» TASK DESCRIPTION: Copy out all of the lines below without changing anything.

[Element location data]
● ● ● ● ●

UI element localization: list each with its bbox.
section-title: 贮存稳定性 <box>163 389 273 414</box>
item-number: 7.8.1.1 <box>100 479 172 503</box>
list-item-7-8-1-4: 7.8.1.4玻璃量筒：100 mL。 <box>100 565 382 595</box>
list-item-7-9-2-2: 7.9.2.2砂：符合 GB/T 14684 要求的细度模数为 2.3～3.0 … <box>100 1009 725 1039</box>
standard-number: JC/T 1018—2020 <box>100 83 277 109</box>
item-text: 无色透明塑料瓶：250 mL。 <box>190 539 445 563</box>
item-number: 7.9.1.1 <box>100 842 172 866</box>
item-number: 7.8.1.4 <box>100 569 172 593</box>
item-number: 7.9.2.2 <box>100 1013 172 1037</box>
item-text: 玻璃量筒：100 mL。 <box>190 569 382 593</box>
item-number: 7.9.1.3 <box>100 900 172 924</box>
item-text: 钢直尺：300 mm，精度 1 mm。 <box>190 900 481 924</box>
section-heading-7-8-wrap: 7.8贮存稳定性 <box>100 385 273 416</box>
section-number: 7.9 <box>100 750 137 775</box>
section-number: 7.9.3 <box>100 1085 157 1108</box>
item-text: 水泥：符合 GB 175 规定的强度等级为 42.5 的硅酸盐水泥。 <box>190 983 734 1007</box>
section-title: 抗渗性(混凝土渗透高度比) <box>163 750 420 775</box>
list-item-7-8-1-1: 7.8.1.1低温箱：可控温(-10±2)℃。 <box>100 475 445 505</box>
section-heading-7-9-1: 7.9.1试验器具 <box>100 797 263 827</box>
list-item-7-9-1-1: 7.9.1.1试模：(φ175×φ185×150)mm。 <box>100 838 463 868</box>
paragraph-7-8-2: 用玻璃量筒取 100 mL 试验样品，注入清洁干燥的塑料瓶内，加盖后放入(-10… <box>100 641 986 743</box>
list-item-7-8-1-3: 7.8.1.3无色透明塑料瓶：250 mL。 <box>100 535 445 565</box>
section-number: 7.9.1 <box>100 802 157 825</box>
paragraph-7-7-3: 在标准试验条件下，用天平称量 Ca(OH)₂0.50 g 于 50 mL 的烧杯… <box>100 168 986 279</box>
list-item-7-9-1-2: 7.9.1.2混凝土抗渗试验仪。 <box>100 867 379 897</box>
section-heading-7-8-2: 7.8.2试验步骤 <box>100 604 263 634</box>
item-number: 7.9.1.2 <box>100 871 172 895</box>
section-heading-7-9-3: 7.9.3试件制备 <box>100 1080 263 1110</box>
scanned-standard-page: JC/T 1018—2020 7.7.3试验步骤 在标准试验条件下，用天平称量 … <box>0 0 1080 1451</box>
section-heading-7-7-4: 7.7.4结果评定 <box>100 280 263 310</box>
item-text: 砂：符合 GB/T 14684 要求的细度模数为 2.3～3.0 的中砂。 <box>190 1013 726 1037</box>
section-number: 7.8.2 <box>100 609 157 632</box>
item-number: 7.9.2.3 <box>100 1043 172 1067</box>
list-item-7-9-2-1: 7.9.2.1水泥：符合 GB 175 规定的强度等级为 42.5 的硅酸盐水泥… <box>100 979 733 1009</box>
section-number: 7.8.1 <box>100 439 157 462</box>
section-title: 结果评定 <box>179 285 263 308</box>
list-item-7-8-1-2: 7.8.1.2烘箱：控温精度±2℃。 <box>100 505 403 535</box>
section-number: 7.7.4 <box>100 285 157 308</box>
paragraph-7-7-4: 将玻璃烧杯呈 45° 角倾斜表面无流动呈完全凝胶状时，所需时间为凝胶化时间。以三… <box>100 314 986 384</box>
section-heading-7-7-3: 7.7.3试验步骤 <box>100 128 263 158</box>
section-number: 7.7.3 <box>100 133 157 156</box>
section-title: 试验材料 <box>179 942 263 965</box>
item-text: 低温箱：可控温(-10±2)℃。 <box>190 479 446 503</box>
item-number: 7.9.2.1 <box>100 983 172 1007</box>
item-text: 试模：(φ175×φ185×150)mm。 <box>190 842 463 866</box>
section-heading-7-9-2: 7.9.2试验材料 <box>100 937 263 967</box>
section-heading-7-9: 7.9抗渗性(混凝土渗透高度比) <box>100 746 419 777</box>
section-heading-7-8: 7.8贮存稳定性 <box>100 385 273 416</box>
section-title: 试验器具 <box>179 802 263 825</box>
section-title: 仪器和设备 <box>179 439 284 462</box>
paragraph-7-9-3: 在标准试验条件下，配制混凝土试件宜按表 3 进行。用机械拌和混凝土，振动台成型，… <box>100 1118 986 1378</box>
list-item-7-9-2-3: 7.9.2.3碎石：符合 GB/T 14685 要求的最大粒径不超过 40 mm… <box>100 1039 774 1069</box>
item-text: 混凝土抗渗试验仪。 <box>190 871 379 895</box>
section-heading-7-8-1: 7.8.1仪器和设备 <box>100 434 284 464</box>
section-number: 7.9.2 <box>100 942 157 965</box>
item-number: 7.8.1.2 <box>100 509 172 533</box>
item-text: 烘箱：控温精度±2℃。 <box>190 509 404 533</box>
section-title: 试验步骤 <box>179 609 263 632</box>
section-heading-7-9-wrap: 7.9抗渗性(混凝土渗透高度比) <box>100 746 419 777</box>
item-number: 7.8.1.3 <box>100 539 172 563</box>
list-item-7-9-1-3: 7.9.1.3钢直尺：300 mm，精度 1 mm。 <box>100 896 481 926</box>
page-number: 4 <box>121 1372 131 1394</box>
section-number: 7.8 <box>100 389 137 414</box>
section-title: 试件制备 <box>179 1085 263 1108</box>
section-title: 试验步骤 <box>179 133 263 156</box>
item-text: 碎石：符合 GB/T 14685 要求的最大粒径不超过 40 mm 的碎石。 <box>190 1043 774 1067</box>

● ● ● ● ●

» REPLY TO THE EXERCISE:
UI element localization: list each with its bbox.
section-title: 贮存稳定性 <box>163 389 273 414</box>
item-number: 7.8.1.1 <box>100 479 172 503</box>
list-item-7-8-1-4: 7.8.1.4玻璃量筒：100 mL。 <box>100 565 382 595</box>
list-item-7-9-2-2: 7.9.2.2砂：符合 GB/T 14684 要求的细度模数为 2.3～3.0 … <box>100 1009 725 1039</box>
standard-number: JC/T 1018—2020 <box>100 83 277 109</box>
item-text: 无色透明塑料瓶：250 mL。 <box>190 539 445 563</box>
item-number: 7.9.1.1 <box>100 842 172 866</box>
item-number: 7.8.1.4 <box>100 569 172 593</box>
item-number: 7.9.2.2 <box>100 1013 172 1037</box>
item-text: 玻璃量筒：100 mL。 <box>190 569 382 593</box>
item-number: 7.9.1.3 <box>100 900 172 924</box>
item-text: 钢直尺：300 mm，精度 1 mm。 <box>190 900 481 924</box>
section-heading-7-8-wrap: 7.8贮存稳定性 <box>100 385 273 416</box>
section-number: 7.9 <box>100 750 137 775</box>
section-number: 7.9.3 <box>100 1085 157 1108</box>
item-text: 水泥：符合 GB 175 规定的强度等级为 42.5 的硅酸盐水泥。 <box>190 983 734 1007</box>
section-title: 抗渗性(混凝土渗透高度比) <box>163 750 420 775</box>
list-item-7-8-1-1: 7.8.1.1低温箱：可控温(-10±2)℃。 <box>100 475 445 505</box>
section-heading-7-9-1: 7.9.1试验器具 <box>100 797 263 827</box>
list-item-7-9-1-1: 7.9.1.1试模：(φ175×φ185×150)mm。 <box>100 838 463 868</box>
paragraph-7-8-2: 用玻璃量筒取 100 mL 试验样品，注入清洁干燥的塑料瓶内，加盖后放入(-10… <box>100 641 986 743</box>
list-item-7-8-1-3: 7.8.1.3无色透明塑料瓶：250 mL。 <box>100 535 445 565</box>
section-number: 7.9.1 <box>100 802 157 825</box>
paragraph-7-7-3: 在标准试验条件下，用天平称量 Ca(OH)₂0.50 g 于 50 mL 的烧杯… <box>100 168 986 279</box>
list-item-7-9-1-2: 7.9.1.2混凝土抗渗试验仪。 <box>100 867 379 897</box>
section-heading-7-8-2: 7.8.2试验步骤 <box>100 604 263 634</box>
item-number: 7.9.1.2 <box>100 871 172 895</box>
section-heading-7-9-3: 7.9.3试件制备 <box>100 1080 263 1110</box>
scanned-standard-page: JC/T 1018—2020 7.7.3试验步骤 在标准试验条件下，用天平称量 … <box>0 0 1080 1451</box>
section-heading-7-7-4: 7.7.4结果评定 <box>100 280 263 310</box>
item-text: 砂：符合 GB/T 14684 要求的细度模数为 2.3～3.0 的中砂。 <box>190 1013 726 1037</box>
section-number: 7.8.2 <box>100 609 157 632</box>
item-number: 7.9.2.3 <box>100 1043 172 1067</box>
list-item-7-9-2-1: 7.9.2.1水泥：符合 GB 175 规定的强度等级为 42.5 的硅酸盐水泥… <box>100 979 733 1009</box>
section-number: 7.8.1 <box>100 439 157 462</box>
section-title: 结果评定 <box>179 285 263 308</box>
list-item-7-8-1-2: 7.8.1.2烘箱：控温精度±2℃。 <box>100 505 403 535</box>
section-number: 7.7.4 <box>100 285 157 308</box>
paragraph-7-7-4: 将玻璃烧杯呈 45° 角倾斜表面无流动呈完全凝胶状时，所需时间为凝胶化时间。以三… <box>100 314 986 384</box>
section-heading-7-7-3: 7.7.3试验步骤 <box>100 128 263 158</box>
section-number: 7.7.3 <box>100 133 157 156</box>
section-title: 试验材料 <box>179 942 263 965</box>
item-text: 低温箱：可控温(-10±2)℃。 <box>190 479 446 503</box>
item-number: 7.9.2.1 <box>100 983 172 1007</box>
item-text: 试模：(φ175×φ185×150)mm。 <box>190 842 463 866</box>
section-heading-7-9-2: 7.9.2试验材料 <box>100 937 263 967</box>
section-heading-7-9: 7.9抗渗性(混凝土渗透高度比) <box>100 746 419 777</box>
section-heading-7-8: 7.8贮存稳定性 <box>100 385 273 416</box>
section-title: 试验器具 <box>179 802 263 825</box>
section-title: 仪器和设备 <box>179 439 284 462</box>
paragraph-7-9-3: 在标准试验条件下，配制混凝土试件宜按表 3 进行。用机械拌和混凝土，振动台成型，… <box>100 1118 986 1378</box>
list-item-7-9-2-3: 7.9.2.3碎石：符合 GB/T 14685 要求的最大粒径不超过 40 mm… <box>100 1039 774 1069</box>
item-text: 混凝土抗渗试验仪。 <box>190 871 379 895</box>
section-heading-7-8-1: 7.8.1仪器和设备 <box>100 434 284 464</box>
section-number: 7.9.2 <box>100 942 157 965</box>
item-number: 7.8.1.2 <box>100 509 172 533</box>
item-text: 烘箱：控温精度±2℃。 <box>190 509 404 533</box>
section-title: 试验步骤 <box>179 609 263 632</box>
section-heading-7-9-wrap: 7.9抗渗性(混凝土渗透高度比) <box>100 746 419 777</box>
item-number: 7.8.1.3 <box>100 539 172 563</box>
list-item-7-9-1-3: 7.9.1.3钢直尺：300 mm，精度 1 mm。 <box>100 896 481 926</box>
page-number: 4 <box>121 1372 131 1394</box>
section-number: 7.8 <box>100 389 137 414</box>
section-title: 试件制备 <box>179 1085 263 1108</box>
section-title: 试验步骤 <box>179 133 263 156</box>
item-text: 碎石：符合 GB/T 14685 要求的最大粒径不超过 40 mm 的碎石。 <box>190 1043 774 1067</box>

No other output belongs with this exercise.